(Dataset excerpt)
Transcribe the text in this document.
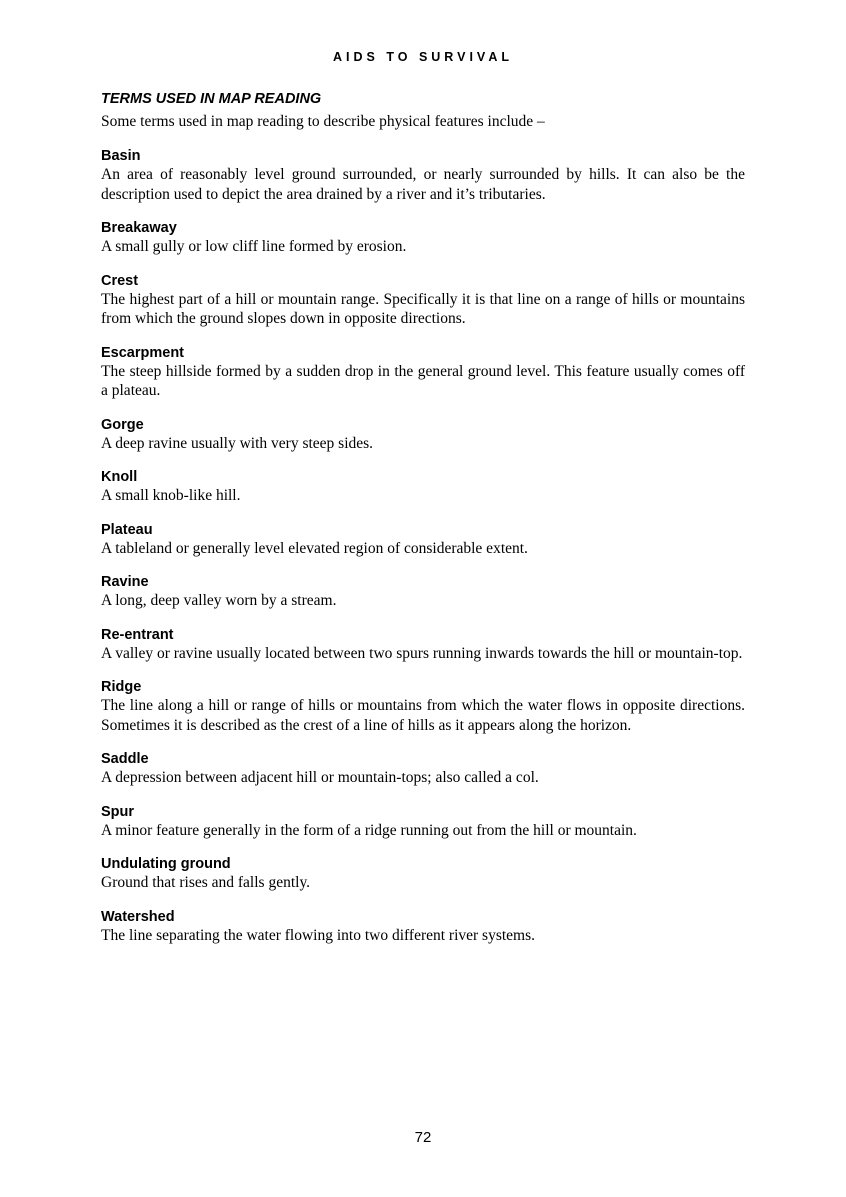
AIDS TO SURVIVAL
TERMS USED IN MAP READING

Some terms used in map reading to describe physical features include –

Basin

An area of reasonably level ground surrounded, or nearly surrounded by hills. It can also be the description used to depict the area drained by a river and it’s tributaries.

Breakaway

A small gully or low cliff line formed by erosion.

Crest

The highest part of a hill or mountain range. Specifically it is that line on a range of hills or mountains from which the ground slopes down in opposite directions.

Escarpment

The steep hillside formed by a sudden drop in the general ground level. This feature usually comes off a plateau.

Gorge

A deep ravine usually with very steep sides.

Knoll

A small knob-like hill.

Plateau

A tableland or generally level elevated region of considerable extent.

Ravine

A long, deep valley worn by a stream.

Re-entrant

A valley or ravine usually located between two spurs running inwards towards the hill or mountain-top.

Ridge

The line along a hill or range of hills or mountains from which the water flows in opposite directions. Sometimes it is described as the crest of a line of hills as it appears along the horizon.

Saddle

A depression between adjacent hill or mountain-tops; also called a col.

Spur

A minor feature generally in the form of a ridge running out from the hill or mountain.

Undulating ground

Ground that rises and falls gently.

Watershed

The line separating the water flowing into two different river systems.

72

* * *

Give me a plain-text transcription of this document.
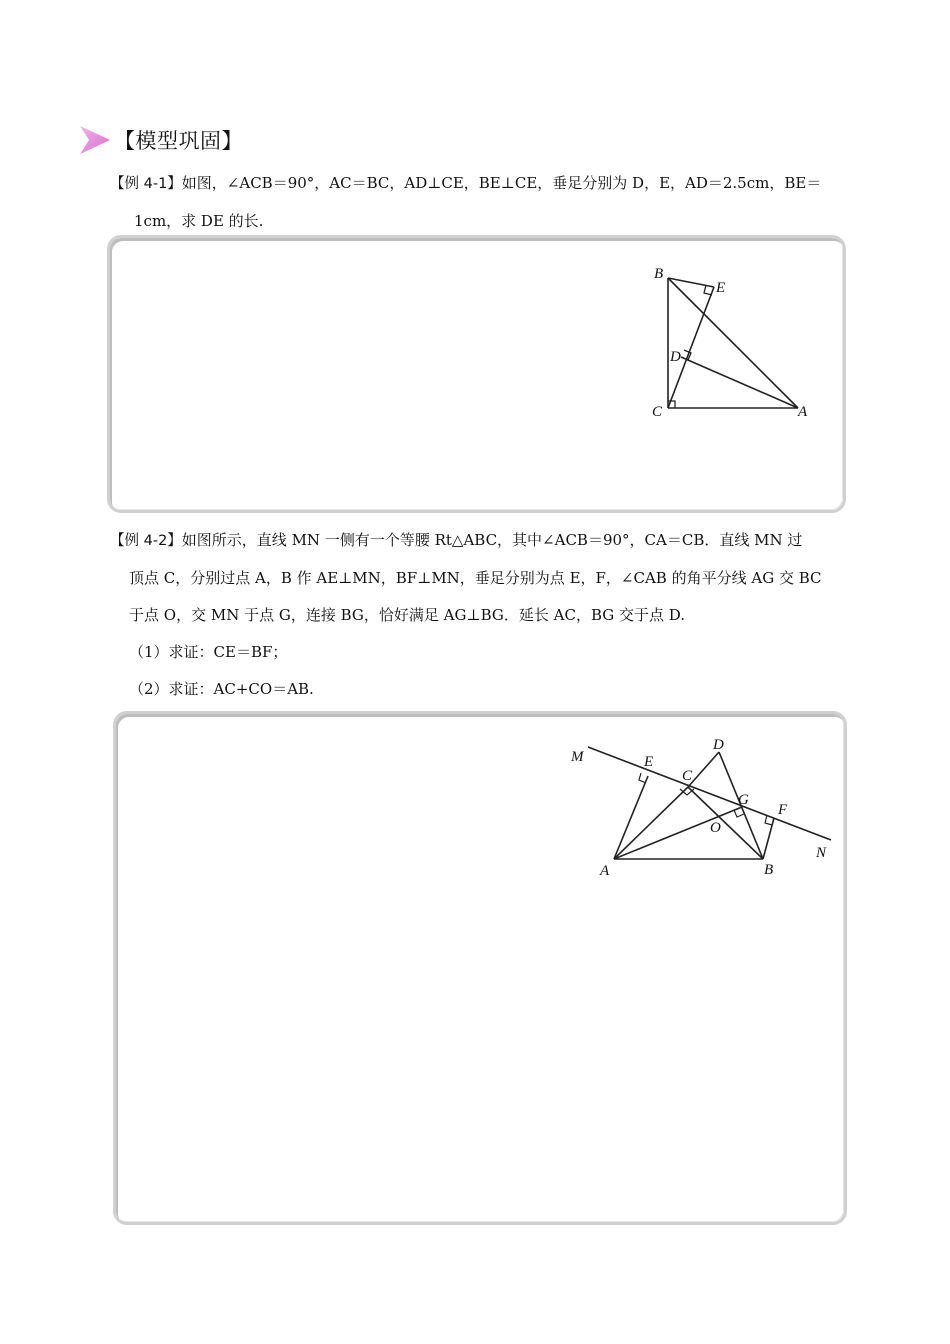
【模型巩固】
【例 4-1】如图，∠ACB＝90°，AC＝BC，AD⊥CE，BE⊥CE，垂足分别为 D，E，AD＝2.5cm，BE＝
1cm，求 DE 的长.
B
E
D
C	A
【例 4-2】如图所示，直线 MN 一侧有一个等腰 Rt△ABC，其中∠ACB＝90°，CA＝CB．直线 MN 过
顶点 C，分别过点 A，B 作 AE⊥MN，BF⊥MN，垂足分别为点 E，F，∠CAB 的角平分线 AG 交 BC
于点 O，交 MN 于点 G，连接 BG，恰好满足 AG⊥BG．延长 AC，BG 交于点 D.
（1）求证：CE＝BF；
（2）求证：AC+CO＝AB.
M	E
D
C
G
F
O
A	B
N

EXERCISE PROMPT |
Work out how many lines in the entries hold the string "also". Your answer should consist solely of that number.

WRITTEN ANSWER |
2